== Provided data ==

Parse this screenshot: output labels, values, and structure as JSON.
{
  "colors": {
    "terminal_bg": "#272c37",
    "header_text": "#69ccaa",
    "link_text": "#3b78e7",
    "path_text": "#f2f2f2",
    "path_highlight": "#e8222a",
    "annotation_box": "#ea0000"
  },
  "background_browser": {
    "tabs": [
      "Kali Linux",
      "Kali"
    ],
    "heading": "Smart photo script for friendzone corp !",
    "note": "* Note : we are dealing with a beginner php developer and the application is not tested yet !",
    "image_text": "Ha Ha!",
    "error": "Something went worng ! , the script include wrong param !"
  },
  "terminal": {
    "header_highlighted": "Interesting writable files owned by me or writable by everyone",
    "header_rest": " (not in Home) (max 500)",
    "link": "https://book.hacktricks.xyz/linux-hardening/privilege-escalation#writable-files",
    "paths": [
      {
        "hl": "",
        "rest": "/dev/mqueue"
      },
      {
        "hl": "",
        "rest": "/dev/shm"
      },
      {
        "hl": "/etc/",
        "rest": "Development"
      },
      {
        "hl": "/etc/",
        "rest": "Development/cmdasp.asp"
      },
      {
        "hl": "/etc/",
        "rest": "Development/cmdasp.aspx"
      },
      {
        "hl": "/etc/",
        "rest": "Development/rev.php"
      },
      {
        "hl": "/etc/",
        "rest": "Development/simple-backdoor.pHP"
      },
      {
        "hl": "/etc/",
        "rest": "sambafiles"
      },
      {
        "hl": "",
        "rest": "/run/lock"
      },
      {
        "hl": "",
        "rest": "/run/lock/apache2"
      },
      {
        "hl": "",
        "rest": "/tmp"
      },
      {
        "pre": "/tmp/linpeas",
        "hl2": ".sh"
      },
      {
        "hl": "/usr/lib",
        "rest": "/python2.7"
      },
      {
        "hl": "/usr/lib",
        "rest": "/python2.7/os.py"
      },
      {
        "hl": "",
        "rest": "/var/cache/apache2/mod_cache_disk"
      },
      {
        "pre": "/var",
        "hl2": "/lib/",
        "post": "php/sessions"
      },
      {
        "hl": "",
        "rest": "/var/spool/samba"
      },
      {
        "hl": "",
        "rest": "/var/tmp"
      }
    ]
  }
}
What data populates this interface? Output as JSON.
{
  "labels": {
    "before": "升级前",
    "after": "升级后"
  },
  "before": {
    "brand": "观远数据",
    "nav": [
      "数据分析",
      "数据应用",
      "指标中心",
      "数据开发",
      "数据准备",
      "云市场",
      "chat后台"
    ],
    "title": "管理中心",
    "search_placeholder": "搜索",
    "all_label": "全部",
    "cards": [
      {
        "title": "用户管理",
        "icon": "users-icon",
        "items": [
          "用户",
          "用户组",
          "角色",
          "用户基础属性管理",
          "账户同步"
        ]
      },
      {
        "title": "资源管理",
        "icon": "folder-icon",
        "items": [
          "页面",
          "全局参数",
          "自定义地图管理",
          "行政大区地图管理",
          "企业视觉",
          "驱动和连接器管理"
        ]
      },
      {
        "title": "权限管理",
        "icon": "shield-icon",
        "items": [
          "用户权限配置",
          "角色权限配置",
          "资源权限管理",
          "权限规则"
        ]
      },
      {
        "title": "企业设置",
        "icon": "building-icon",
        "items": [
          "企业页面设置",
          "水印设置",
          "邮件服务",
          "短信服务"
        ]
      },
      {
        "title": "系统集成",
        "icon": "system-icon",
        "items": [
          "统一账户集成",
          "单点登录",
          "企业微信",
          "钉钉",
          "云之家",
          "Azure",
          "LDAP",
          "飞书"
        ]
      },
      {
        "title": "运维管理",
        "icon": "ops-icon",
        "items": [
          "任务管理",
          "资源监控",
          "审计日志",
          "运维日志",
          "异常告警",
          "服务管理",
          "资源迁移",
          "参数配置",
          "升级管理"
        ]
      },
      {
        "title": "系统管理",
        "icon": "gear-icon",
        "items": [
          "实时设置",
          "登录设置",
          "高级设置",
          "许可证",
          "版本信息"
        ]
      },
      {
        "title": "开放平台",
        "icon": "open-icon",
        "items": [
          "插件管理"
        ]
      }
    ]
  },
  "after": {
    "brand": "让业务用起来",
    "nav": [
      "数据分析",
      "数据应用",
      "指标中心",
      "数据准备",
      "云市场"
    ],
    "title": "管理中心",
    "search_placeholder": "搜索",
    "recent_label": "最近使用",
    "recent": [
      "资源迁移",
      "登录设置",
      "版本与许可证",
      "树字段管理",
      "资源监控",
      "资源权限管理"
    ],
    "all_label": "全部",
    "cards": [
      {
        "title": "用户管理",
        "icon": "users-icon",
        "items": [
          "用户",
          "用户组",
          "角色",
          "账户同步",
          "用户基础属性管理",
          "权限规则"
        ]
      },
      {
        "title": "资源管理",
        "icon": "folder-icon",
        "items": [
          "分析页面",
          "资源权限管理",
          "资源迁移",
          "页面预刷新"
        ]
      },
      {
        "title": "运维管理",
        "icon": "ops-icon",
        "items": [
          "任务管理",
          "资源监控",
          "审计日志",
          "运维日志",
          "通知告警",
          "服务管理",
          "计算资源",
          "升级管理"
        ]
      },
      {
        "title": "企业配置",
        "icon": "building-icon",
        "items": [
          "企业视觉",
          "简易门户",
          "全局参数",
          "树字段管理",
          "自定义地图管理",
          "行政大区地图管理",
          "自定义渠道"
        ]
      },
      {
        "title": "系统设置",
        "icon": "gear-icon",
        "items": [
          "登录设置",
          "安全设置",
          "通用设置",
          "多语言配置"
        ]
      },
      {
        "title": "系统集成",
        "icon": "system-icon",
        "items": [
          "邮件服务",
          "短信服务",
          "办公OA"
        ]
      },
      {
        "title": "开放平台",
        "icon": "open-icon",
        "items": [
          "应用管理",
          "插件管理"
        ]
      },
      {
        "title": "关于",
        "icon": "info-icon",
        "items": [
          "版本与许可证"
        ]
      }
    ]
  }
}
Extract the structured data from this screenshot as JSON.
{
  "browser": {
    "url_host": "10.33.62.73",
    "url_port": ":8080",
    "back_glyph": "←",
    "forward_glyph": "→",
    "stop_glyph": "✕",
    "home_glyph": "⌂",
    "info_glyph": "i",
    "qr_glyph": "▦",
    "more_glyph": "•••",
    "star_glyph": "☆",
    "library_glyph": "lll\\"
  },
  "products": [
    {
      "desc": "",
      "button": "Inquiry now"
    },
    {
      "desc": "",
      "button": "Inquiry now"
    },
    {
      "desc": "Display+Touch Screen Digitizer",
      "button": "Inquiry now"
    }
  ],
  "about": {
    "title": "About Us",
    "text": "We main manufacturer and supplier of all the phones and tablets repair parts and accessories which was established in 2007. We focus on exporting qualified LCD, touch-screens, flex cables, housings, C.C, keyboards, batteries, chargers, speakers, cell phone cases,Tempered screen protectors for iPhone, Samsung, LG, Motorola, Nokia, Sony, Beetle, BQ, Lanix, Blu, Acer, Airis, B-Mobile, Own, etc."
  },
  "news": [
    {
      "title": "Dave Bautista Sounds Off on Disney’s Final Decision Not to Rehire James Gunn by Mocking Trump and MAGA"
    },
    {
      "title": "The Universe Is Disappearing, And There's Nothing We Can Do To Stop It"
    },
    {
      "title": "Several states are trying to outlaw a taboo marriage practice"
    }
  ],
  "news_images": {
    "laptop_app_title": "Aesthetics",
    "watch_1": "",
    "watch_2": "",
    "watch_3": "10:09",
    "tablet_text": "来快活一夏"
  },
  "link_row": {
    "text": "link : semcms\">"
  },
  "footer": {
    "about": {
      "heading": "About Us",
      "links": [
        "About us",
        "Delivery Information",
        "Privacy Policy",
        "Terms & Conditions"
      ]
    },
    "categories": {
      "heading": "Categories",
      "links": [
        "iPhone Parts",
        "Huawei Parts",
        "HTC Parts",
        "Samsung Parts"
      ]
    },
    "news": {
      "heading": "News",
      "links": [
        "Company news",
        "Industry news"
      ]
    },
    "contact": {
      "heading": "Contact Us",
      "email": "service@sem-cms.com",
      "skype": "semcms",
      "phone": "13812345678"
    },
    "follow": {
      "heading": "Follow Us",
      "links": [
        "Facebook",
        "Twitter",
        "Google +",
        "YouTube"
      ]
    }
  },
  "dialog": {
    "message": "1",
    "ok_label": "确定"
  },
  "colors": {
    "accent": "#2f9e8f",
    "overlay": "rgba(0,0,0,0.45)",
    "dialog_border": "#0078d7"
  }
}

===

Work to be completed: Wherever the word "screenshot" occurs in a line of the listing, copy that line.

Problem solution:
Parse this screenshot: output labels, values, and structure as JSON.
Extract the structured data from this screenshot as JSON.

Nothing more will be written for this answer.